#### Data
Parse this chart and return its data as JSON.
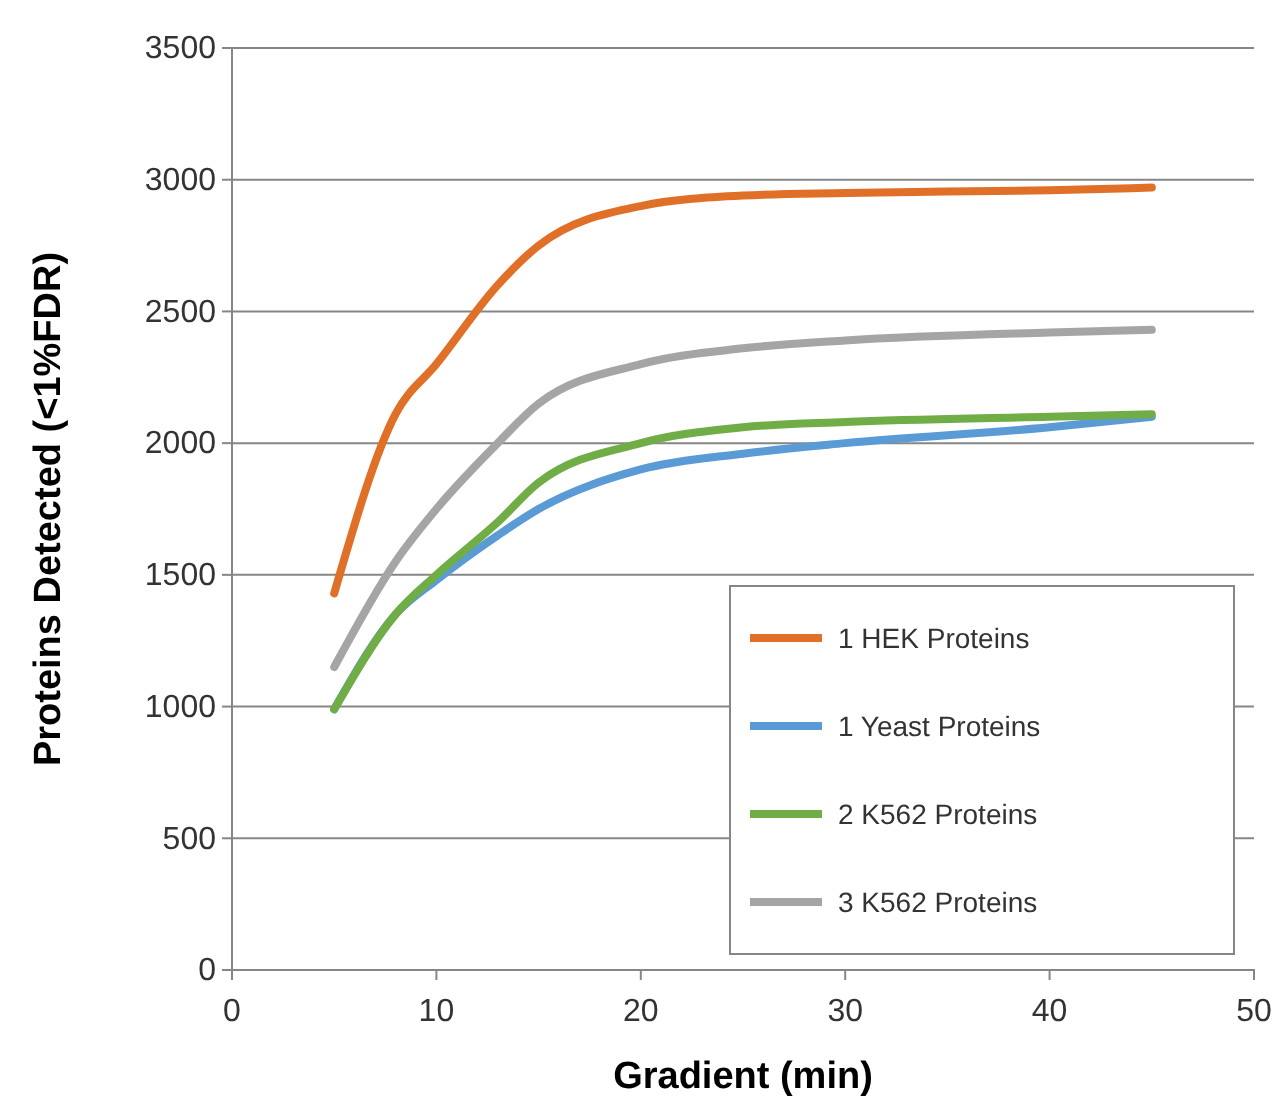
{
  "chart_data": {
    "type": "line",
    "xlabel": "Gradient (min)",
    "ylabel": "Proteins Detected (<1%FDR)",
    "x": [
      5,
      8,
      10,
      13,
      15,
      20,
      25,
      30,
      40,
      45
    ],
    "series": [
      {
        "name": "1 HEK Proteins",
        "color": "#e07028",
        "values": [
          1430,
          2110,
          2300,
          2600,
          2750,
          2900,
          2940,
          2950,
          2960,
          2970
        ]
      },
      {
        "name": "1 Yeast Proteins",
        "color": "#5b9bd5",
        "values": [
          990,
          1350,
          1480,
          1650,
          1750,
          1900,
          1960,
          2000,
          2060,
          2100
        ]
      },
      {
        "name": "2 K562 Proteins",
        "color": "#70ad47",
        "values": [
          990,
          1350,
          1500,
          1700,
          1850,
          2000,
          2060,
          2080,
          2100,
          2110
        ]
      },
      {
        "name": "3 K562 Proteins",
        "color": "#a5a5a5",
        "values": [
          1150,
          1550,
          1750,
          2000,
          2150,
          2300,
          2360,
          2390,
          2420,
          2430
        ]
      }
    ],
    "xlim": [
      0,
      50
    ],
    "xticks": [
      0,
      10,
      20,
      30,
      40,
      50
    ],
    "ylim": [
      0,
      3500
    ],
    "yticks": [
      0,
      500,
      1000,
      1500,
      2000,
      2500,
      3000,
      3500
    ],
    "grid": "y",
    "legend": "bottom right",
    "marker": "none",
    "line_style": "solid"
  }
}
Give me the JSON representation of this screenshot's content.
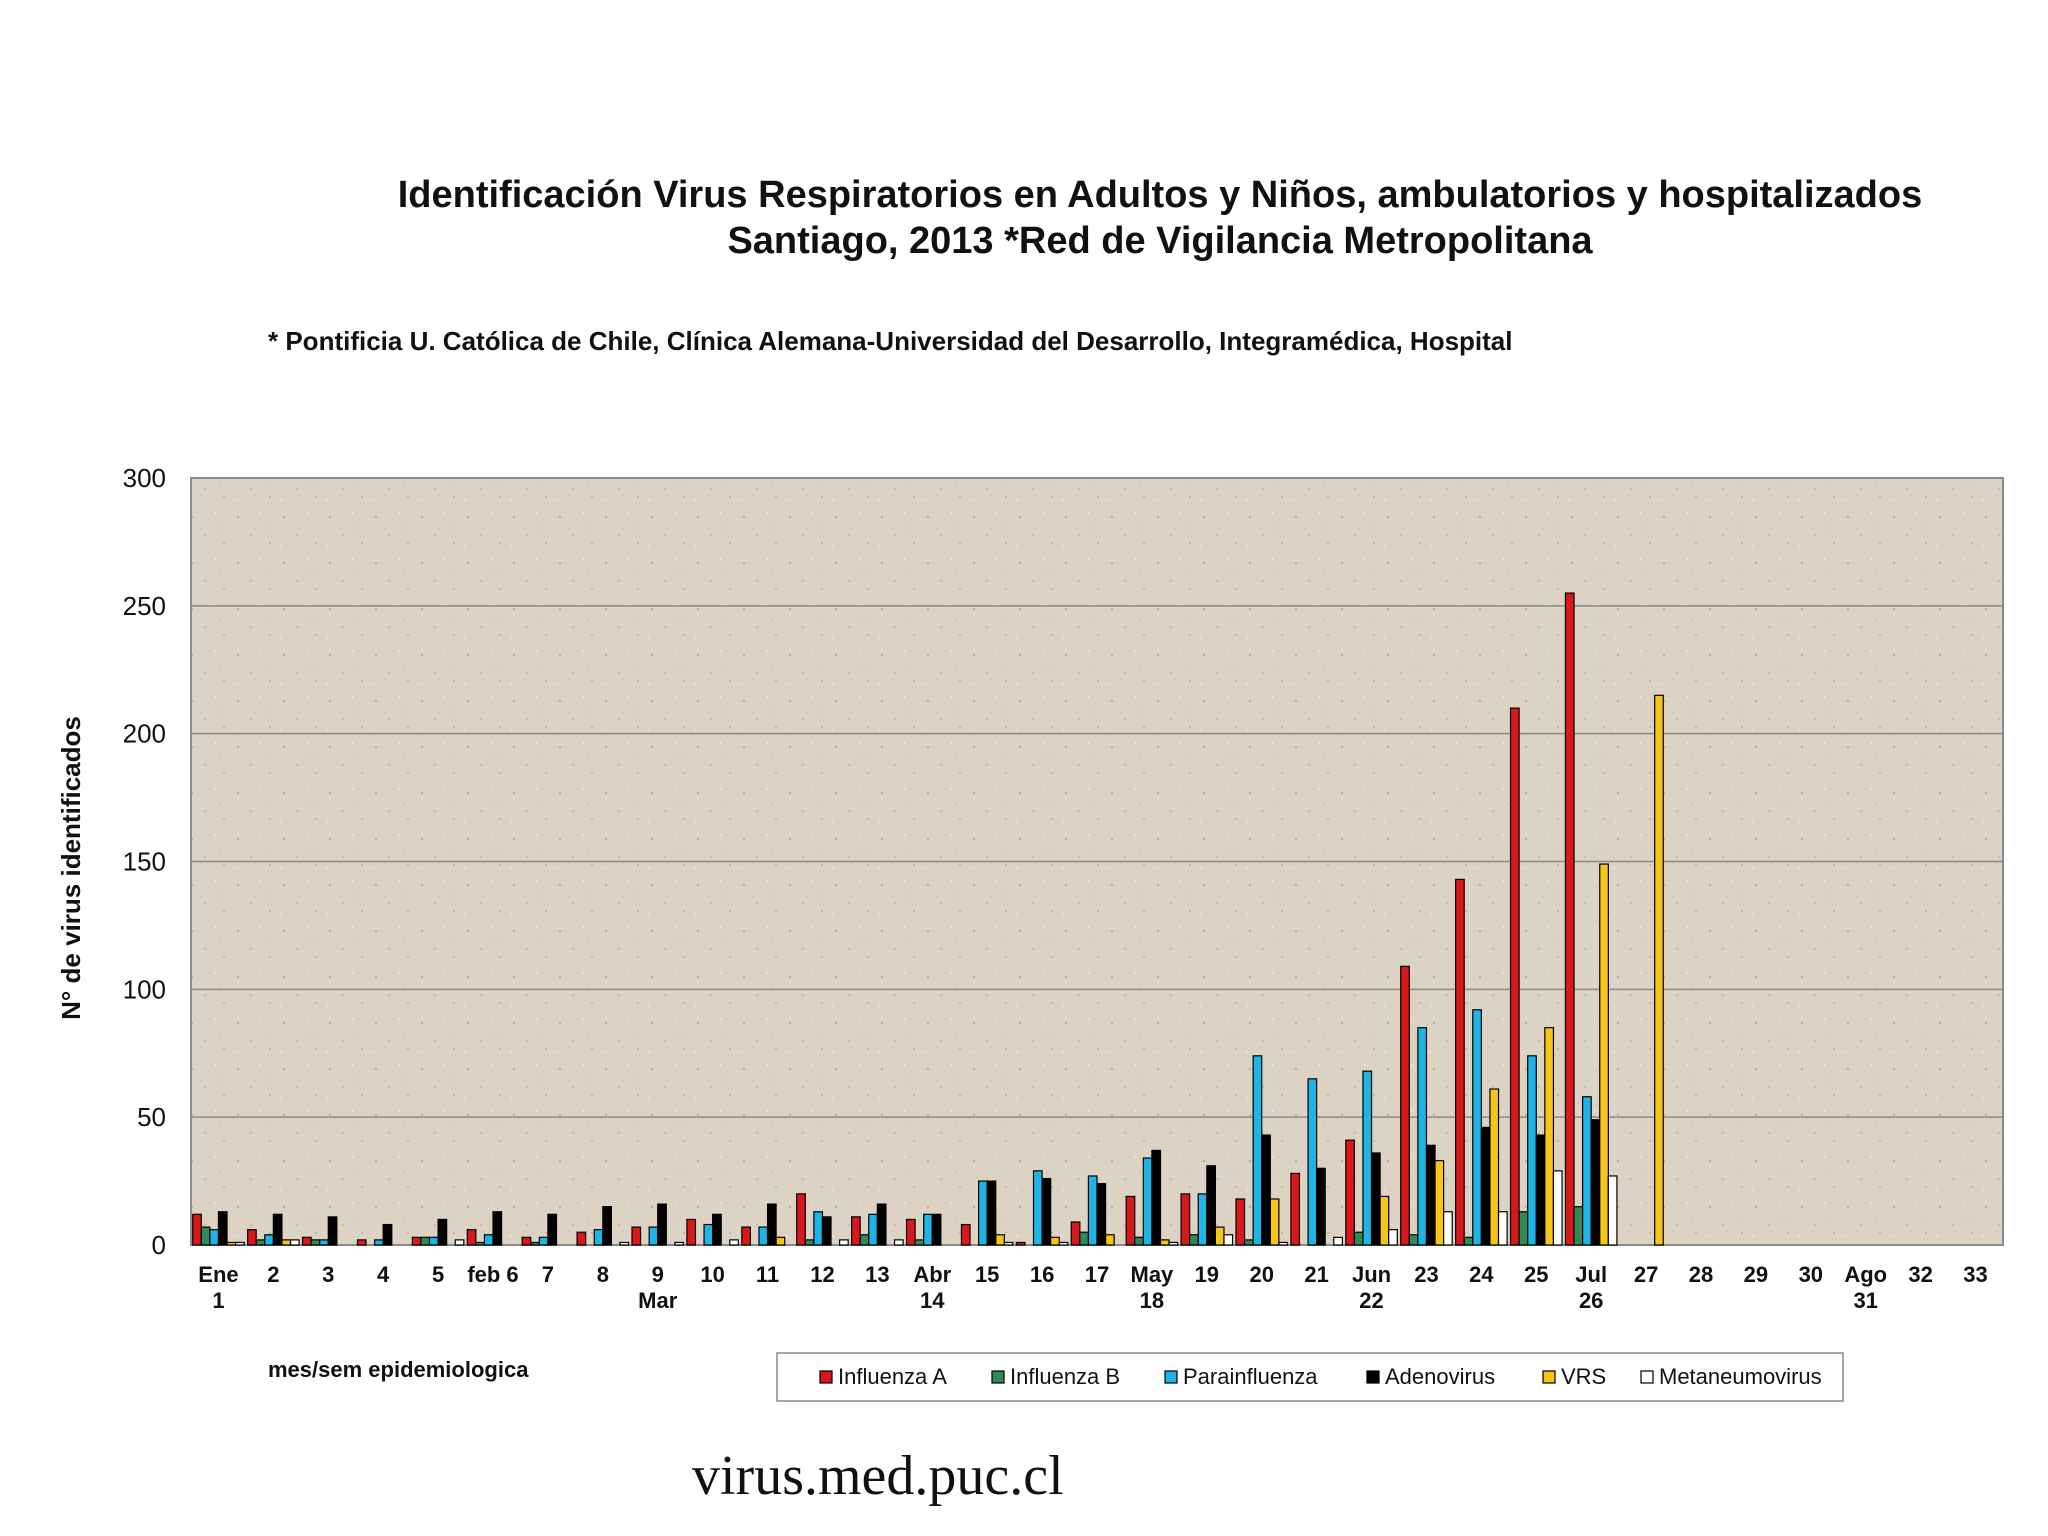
{
  "chart_data": {
    "type": "bar",
    "title": "Identificación Virus Respiratorios en Adultos y Niños, ambulatorios y hospitalizados",
    "title2": "Santiago, 2013  *Red de Vigilancia Metropolitana",
    "subtitle": "* Pontificia U. Católica de Chile, Clínica Alemana-Universidad del Desarrollo, Integramédica, Hospital",
    "ylabel": "N° de virus identificados",
    "xlabel": "mes/sem  epidemiologica",
    "ylim": [
      0,
      300
    ],
    "yticks": [
      0,
      50,
      100,
      150,
      200,
      250,
      300
    ],
    "legend_position": "bottom",
    "categories": [
      [
        "Ene",
        "1"
      ],
      [
        "2"
      ],
      [
        "3"
      ],
      [
        "4"
      ],
      [
        "5"
      ],
      [
        "feb 6"
      ],
      [
        "7"
      ],
      [
        "8"
      ],
      [
        "9",
        "Mar"
      ],
      [
        "10"
      ],
      [
        "11"
      ],
      [
        "12"
      ],
      [
        "13"
      ],
      [
        "Abr",
        "14"
      ],
      [
        "15"
      ],
      [
        "16"
      ],
      [
        "17"
      ],
      [
        "May",
        "18"
      ],
      [
        "19"
      ],
      [
        "20"
      ],
      [
        "21"
      ],
      [
        "Jun",
        "22"
      ],
      [
        "23"
      ],
      [
        "24"
      ],
      [
        "25"
      ],
      [
        "Jul",
        "26"
      ],
      [
        "27"
      ],
      [
        "28"
      ],
      [
        "29"
      ],
      [
        "30"
      ],
      [
        "Ago",
        "31"
      ],
      [
        "32"
      ],
      [
        "33"
      ]
    ],
    "series": [
      {
        "name": "Influenza A",
        "color": "#d7191c",
        "values": [
          12,
          6,
          3,
          2,
          3,
          6,
          3,
          5,
          7,
          10,
          7,
          20,
          11,
          10,
          8,
          1,
          9,
          19,
          20,
          18,
          28,
          41,
          109,
          143,
          210,
          255,
          0,
          0,
          0,
          0,
          0,
          0,
          0
        ]
      },
      {
        "name": "Influenza B",
        "color": "#2e8b57",
        "values": [
          7,
          2,
          2,
          0,
          3,
          1,
          1,
          0,
          0,
          0,
          0,
          2,
          4,
          2,
          0,
          0,
          5,
          3,
          4,
          2,
          0,
          5,
          4,
          3,
          13,
          15,
          0,
          0,
          0,
          0,
          0,
          0,
          0
        ]
      },
      {
        "name": "Parainfluenza",
        "color": "#1fb4e6",
        "values": [
          6,
          4,
          2,
          2,
          3,
          4,
          3,
          6,
          7,
          8,
          7,
          13,
          12,
          12,
          25,
          29,
          27,
          34,
          20,
          74,
          65,
          68,
          85,
          92,
          74,
          58,
          0,
          0,
          0,
          0,
          0,
          0,
          0
        ]
      },
      {
        "name": "Adenovirus",
        "color": "#000000",
        "values": [
          13,
          12,
          11,
          8,
          10,
          13,
          12,
          15,
          16,
          12,
          16,
          11,
          16,
          12,
          25,
          26,
          24,
          37,
          31,
          43,
          30,
          36,
          39,
          46,
          43,
          49,
          0,
          0,
          0,
          0,
          0,
          0,
          0
        ]
      },
      {
        "name": "VRS",
        "color": "#f5c518",
        "values": [
          1,
          2,
          0,
          0,
          0,
          0,
          0,
          0,
          0,
          0,
          3,
          0,
          0,
          0,
          4,
          3,
          4,
          2,
          7,
          18,
          0,
          19,
          33,
          61,
          85,
          149,
          215,
          0,
          0,
          0,
          0,
          0,
          0
        ]
      },
      {
        "name": "Metaneumovirus",
        "color": "#ffffff",
        "values": [
          1,
          2,
          0,
          0,
          2,
          0,
          0,
          1,
          1,
          2,
          0,
          2,
          2,
          0,
          1,
          1,
          0,
          1,
          4,
          1,
          3,
          6,
          13,
          13,
          29,
          27,
          0,
          0,
          0,
          0,
          0,
          0,
          0
        ]
      }
    ]
  },
  "footer": "virus.med.puc.cl"
}
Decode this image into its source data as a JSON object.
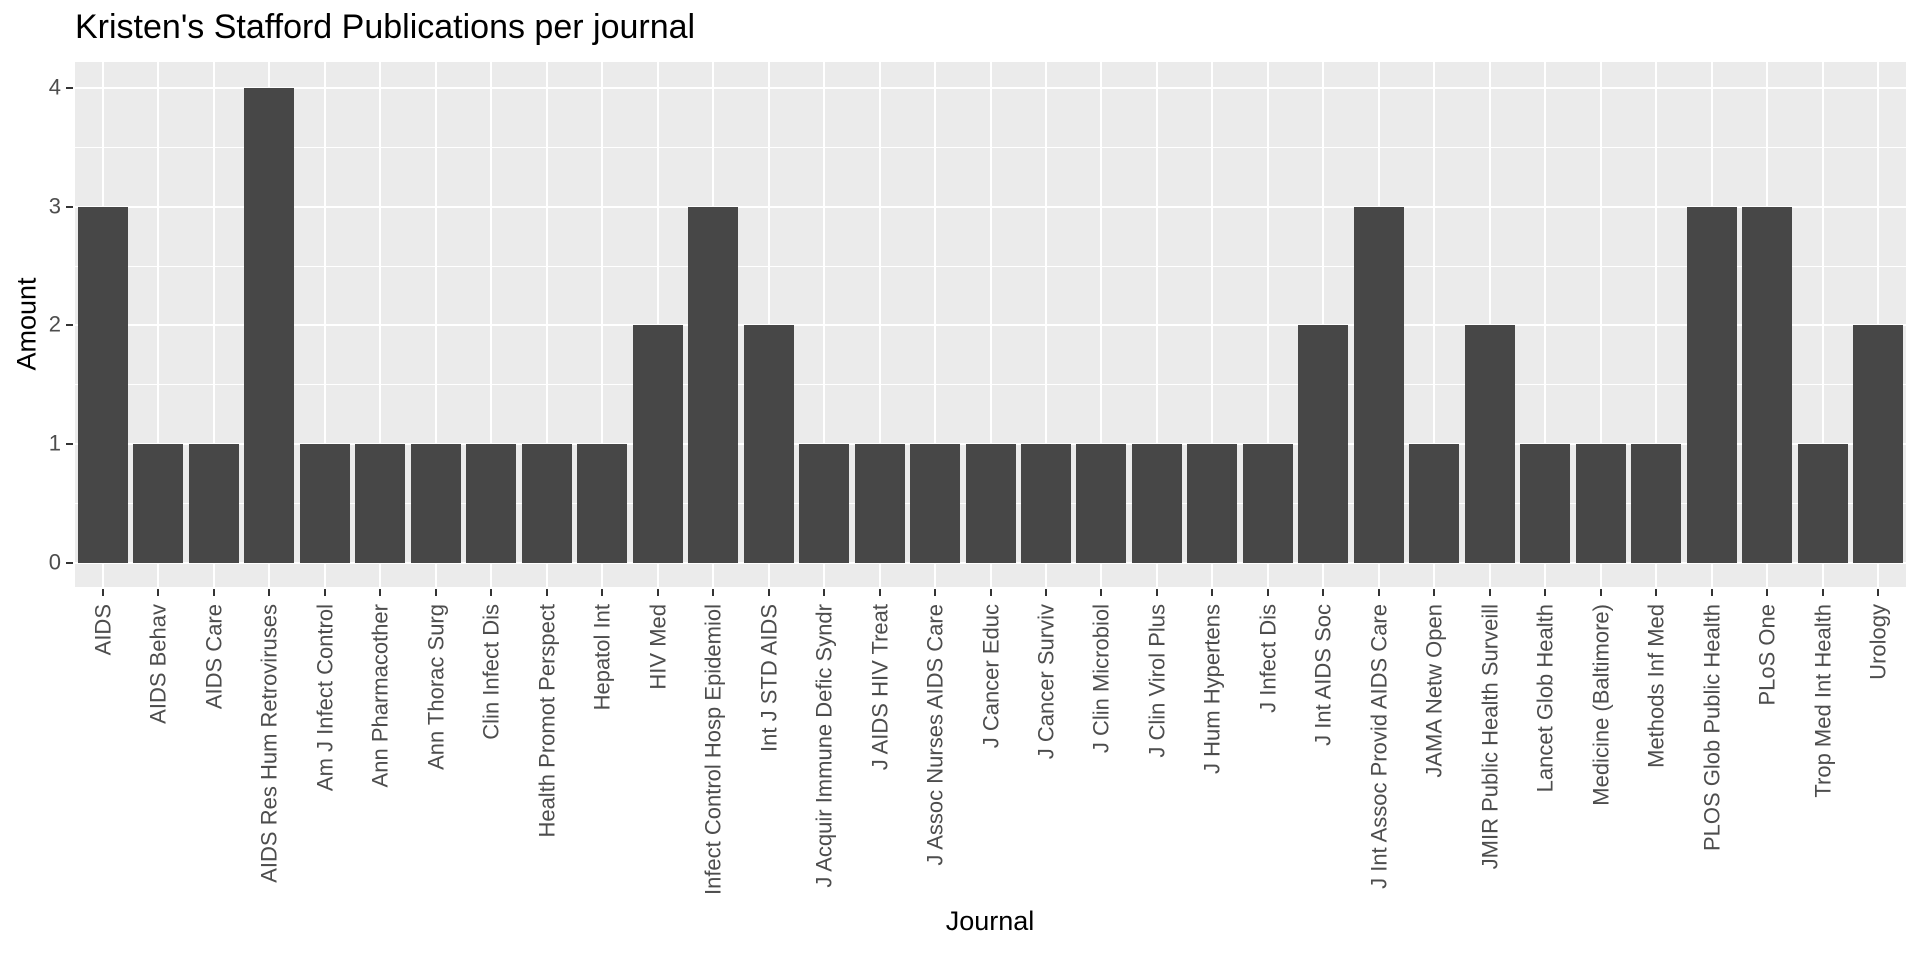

#### Work task
In the entries above, find each line that includes the string "JSON" and copy it.

#### Result of the exercise
Parse this chart and return its data as JSON.
Give me the JSON representation of this screenshot's content.
Decode this image into its source data as a JSON object.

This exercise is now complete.